## begin

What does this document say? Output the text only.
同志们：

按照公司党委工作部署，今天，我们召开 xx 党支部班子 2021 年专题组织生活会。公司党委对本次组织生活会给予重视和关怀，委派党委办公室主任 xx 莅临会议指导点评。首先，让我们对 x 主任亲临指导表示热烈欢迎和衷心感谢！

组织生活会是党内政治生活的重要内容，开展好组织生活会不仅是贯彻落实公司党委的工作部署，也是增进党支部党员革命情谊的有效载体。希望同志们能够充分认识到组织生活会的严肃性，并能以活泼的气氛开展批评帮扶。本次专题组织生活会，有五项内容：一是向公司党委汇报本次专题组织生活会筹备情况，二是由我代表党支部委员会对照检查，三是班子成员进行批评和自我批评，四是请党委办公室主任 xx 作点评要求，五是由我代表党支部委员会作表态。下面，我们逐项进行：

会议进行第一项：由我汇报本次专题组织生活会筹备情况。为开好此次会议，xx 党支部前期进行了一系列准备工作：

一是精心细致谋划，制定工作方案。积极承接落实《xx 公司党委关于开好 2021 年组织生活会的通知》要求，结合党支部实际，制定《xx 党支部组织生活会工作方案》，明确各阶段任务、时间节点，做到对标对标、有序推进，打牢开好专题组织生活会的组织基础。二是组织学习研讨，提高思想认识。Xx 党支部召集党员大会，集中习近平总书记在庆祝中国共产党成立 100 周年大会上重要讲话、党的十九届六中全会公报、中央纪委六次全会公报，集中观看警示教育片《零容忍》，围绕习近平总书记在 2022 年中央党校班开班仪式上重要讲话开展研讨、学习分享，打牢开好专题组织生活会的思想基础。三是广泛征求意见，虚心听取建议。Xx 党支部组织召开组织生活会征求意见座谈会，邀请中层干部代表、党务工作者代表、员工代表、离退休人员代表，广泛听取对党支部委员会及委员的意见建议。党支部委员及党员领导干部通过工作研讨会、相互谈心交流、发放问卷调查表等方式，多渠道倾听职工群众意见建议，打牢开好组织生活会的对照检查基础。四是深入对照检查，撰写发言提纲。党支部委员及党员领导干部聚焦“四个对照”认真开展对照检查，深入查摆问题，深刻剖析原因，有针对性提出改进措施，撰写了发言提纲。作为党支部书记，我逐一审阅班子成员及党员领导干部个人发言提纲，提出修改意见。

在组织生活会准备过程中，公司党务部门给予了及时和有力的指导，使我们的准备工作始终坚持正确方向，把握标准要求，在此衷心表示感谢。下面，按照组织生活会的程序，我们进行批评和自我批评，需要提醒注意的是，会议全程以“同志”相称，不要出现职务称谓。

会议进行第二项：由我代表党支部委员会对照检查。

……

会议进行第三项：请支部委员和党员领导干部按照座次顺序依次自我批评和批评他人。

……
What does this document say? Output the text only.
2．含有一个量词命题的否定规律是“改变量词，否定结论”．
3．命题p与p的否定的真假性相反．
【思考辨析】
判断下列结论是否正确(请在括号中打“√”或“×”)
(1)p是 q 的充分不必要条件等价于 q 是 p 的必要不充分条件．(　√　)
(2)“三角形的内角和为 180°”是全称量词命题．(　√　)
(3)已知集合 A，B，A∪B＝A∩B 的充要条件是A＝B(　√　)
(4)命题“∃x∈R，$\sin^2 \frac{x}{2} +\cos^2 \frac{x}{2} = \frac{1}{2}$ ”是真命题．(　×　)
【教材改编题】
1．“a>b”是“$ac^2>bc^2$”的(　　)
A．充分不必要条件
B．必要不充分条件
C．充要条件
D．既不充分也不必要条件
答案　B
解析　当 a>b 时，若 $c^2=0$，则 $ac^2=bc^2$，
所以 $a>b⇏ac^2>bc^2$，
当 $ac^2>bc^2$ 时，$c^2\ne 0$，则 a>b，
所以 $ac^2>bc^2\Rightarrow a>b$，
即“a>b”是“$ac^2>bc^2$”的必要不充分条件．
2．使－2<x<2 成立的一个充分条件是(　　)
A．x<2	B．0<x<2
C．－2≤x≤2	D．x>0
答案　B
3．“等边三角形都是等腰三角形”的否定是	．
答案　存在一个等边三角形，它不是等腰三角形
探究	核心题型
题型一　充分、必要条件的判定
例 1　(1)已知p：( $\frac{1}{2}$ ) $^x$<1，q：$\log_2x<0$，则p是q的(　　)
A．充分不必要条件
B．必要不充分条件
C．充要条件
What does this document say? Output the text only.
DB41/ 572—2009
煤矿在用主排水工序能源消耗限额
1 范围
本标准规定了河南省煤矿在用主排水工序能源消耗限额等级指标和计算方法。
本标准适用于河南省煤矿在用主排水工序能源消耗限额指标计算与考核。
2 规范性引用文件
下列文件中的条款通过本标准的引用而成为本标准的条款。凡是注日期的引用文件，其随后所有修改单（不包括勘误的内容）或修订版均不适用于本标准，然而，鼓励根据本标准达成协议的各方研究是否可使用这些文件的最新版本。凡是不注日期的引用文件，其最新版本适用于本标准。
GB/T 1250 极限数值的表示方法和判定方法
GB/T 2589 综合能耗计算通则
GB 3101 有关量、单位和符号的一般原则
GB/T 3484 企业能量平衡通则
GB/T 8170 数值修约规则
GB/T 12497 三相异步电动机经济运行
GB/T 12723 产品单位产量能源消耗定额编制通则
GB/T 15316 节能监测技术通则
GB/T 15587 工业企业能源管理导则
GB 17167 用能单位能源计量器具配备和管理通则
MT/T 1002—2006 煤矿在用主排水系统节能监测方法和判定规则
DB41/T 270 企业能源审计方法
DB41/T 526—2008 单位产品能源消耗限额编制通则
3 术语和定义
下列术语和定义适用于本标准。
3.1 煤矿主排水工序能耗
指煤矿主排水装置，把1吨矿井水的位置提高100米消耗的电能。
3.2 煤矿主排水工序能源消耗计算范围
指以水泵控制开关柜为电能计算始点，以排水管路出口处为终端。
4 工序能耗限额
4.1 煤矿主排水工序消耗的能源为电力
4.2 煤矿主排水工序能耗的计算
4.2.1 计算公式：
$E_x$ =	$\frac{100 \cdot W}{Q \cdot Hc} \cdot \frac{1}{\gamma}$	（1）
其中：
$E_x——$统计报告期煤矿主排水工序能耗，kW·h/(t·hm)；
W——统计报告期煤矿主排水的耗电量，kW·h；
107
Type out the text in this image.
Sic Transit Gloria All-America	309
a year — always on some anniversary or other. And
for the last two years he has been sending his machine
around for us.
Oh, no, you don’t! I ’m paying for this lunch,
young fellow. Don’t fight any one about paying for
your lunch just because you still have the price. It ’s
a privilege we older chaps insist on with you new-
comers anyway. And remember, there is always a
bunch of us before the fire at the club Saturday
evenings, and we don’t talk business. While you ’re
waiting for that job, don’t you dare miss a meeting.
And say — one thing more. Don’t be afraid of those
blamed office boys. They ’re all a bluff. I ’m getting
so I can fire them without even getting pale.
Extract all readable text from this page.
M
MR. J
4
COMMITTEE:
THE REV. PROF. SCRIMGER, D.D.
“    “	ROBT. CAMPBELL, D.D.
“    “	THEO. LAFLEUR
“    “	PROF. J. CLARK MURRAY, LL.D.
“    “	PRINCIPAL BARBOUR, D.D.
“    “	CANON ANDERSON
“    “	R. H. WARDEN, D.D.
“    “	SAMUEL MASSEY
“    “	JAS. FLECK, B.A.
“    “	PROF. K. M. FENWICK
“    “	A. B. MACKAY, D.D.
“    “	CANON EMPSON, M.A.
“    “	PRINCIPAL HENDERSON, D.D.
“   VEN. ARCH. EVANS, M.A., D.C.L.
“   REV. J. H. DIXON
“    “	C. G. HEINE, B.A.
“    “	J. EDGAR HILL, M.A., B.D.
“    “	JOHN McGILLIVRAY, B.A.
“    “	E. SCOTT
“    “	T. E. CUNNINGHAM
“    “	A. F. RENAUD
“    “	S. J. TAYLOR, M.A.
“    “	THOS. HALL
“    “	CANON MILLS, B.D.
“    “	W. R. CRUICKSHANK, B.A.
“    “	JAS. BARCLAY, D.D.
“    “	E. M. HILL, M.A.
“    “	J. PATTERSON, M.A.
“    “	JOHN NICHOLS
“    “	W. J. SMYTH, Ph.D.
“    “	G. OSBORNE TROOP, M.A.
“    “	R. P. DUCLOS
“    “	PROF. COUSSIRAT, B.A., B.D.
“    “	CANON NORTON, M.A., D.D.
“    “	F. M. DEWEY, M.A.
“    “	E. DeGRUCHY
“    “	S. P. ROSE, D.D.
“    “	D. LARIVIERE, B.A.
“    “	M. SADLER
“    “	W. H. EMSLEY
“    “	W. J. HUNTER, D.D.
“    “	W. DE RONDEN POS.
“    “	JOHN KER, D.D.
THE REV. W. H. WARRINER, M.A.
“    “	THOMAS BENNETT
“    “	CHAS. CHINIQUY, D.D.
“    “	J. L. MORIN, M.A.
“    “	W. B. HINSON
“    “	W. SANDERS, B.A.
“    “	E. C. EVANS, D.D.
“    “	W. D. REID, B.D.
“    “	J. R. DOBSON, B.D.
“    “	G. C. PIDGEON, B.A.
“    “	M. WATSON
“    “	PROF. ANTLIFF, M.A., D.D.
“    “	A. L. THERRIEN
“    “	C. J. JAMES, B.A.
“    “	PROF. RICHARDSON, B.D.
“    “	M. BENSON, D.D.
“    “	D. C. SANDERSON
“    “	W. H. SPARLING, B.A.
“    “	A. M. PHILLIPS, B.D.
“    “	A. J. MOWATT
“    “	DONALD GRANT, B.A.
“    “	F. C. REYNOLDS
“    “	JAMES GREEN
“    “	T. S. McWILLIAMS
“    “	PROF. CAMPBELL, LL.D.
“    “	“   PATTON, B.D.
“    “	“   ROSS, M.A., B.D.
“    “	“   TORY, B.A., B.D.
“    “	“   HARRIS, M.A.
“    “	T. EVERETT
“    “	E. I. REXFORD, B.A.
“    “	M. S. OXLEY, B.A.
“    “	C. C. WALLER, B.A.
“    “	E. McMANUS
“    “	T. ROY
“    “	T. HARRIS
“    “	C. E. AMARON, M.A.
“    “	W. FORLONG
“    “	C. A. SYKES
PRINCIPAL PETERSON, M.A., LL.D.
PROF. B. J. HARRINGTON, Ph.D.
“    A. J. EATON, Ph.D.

## end

BRIEF – In the entries above, find lines with "PROF" and copy each.

RESULT –
THE REV. PROF. SCRIMGER, D.D.
“    “	PROF. J. CLARK MURRAY, LL.D.
“    “	PROF. K. M. FENWICK
“    “	PROF. COUSSIRAT, B.A., B.D.
“    “	PROF. ANTLIFF, M.A., D.D.
“    “	PROF. RICHARDSON, B.D.
“    “	PROF. CAMPBELL, LL.D.
PROF. B. J. HARRINGTON, Ph.D.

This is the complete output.